OBIETTIVO:
Elenca, nell'ordine in cui compaiono, tutti i nomi propri di persone o personaggi citati nella recensione del film La zona.

BRANO DI TESTO:
+++
La zona

Una Fuga da New York al contrario, verrebbe da dire guardando La zona, in cui le alte mura e il filo spinato che circondano il quartiere non servono ad isolare dei criminali lasciati in balìa di sé stessi, come nel film di Carpenter, ma a proteggere la parte “bene” di una città sudamericana, separandola dalla fame e dalla miseria circostanti. Se lì era l’eroe che con la sua missione doveva ripristinare l’ordine, salvando il Presidente dai “cattivi”, qui sono i cattivi che a causa di un evento fortuito, riescono a penetrare all’interno della zona protetta, instaurando un clima di terrore e turbando la “quiete” dei residenti. Questo plot alla rovescia non conduce però a risultati dissimili: in entrambi i casi ci troviamo di fronte a due universi chiusi, governati dal terrore, che finiscono per inventarsi regole a proprio uso e consumo, senza curarsi della legge che governa gli altri universi. L’impatto farà emergere, in tutta la sua evidenza, il lato oscuro dell’uomo, il male più insensato che può annidarsi in ciascuno di noi. Fin qui il paragone con il capolavoro carpenteriano ci starebbe tutto, se non fosse che Rodrigo Plà, al suo lungometraggio d’esordio, pone troppo l’accento su questioni di ordine sociale. Il regista, messicano d’adozione ma in realtà nato a Montevideo, sembra unicamente domandarsi cosa sia possibile fare in un mondo dove una minoranza di persone è sfacciatamente ricca e una maggioranza disperatamente povera, quando l’inefficienza e la corruzione di chi dovrebbe fare giustizia ci lasciano senza protezione, tentando di lanciare un avvertimento su come l’umanità si stia pericolosamente evolvendo. Intendiamoci, non che i risvolti ideologici non fossero presenti anche nella “fuga” di Iena Pleeskin, ma rimanevano per così dire nel sottotesto del film, senza esaurirne le possibilità di lettura. Qui, invece ad essere enfatizzata è solo la “paranoia” dei residenti, dipinti come personaggi falsi ed ipocriti, che sembrano aspettare e “meritarsi” in fin dei conti un attacco dall’ “esterno”. Si perde in questo modo l’occasione di approfondire il modo in cui le regole morali, le nozioni fondamentali di rispetto e coesistenza, degenerino gradualmente in forme di comportamento primitive e disumanizzate, analizzando l’incapacità di guardare fuori e riconoscere le proprie contraddizioni e i propri fallimenti, piuttosto che enfatizzare
Ma al di là di parallelismi più o meno leciti e degli scoperchiati intenti di denuncia, il film rimane apprezzabile, soprattutto perché costruito attraverso lo sguardo di un ragazzino, Alejandro, che vive nella Zona e che si trova costretto a confrontarsi con un mondo più grande della vita artificiale e confortevole che ha sempre conosciuto. La catena violenta di eventi che si susseguono e il rapporto che instaura con Miguel, il ragazzino accusato ingiustamente di aver ucciso un’anziana signora e su cui si innesta una vera e propria caccia all’uomo, lo costringono a rimettere tutto in discussione. E i momenti topici del film sono proprio quelli in cui i due si conoscono e dialogano nello scantinato di Alejandro, dove Miguel aveva trovato provvisoriamente rifugio. Due mondi che si temono e si odiano a vicenda, per la prima volta, entrano in contatto, e lo fanno attraverso la purezza e l’ingenuità di due adolescenti, che parlano di cose banali, di storie divertenti, (come tutti dovrebbero fare alla loro età), lontano dalle difficili decisioni del consiglio dei “grandi”. Alejandro a differenza dei suoi genitori, non vede il suo coetaneo solo come un animale da braccare ma come un essere umano e così facendo, alla fine, riuscirà a trovare una sua etica personale e riconoscerà in mezzo al caos la propria visione della giustizia.
+++
VOCI MOSTRATE:
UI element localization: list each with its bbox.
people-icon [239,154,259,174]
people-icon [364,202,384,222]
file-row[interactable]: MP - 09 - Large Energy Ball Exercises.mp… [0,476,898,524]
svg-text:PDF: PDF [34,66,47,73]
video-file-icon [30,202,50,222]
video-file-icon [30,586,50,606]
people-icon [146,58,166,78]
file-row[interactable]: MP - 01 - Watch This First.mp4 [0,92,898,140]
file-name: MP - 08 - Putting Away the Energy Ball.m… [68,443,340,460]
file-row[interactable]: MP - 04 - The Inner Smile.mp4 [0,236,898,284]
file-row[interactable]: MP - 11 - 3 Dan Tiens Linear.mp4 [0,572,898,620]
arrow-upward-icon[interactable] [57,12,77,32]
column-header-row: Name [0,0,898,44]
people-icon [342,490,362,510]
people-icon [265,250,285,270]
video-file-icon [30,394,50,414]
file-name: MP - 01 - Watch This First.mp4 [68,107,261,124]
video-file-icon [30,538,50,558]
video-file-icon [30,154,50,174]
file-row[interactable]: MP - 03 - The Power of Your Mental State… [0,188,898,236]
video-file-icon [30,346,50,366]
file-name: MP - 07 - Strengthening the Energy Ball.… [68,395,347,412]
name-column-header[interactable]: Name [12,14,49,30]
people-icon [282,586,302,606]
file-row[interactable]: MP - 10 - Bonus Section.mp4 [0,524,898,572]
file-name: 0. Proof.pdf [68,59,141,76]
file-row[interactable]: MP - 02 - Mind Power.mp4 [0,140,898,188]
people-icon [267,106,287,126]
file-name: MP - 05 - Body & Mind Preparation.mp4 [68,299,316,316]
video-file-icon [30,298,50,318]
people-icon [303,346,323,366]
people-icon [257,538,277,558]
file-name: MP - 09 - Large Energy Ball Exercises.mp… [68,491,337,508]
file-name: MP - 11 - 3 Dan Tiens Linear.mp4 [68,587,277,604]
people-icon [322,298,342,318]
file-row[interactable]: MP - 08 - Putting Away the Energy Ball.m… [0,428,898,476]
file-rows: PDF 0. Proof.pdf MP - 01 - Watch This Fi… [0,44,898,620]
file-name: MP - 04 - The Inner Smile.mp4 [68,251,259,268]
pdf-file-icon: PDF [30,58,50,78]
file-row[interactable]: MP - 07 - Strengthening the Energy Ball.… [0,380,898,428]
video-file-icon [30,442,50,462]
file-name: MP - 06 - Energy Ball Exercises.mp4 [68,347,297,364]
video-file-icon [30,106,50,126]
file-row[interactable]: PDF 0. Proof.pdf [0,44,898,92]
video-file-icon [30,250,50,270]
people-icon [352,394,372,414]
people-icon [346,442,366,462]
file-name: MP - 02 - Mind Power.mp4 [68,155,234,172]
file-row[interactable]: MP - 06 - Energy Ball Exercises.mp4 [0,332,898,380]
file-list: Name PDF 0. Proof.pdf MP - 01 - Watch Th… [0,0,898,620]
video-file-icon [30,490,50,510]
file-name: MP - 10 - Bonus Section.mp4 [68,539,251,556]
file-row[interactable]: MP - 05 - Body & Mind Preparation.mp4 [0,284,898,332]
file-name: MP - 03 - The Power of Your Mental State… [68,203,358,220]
+++
RISPOSTA SVOLTA:
Carpenter, Rodrigo Plà, Iena Pleeskin, Alejandro, Miguel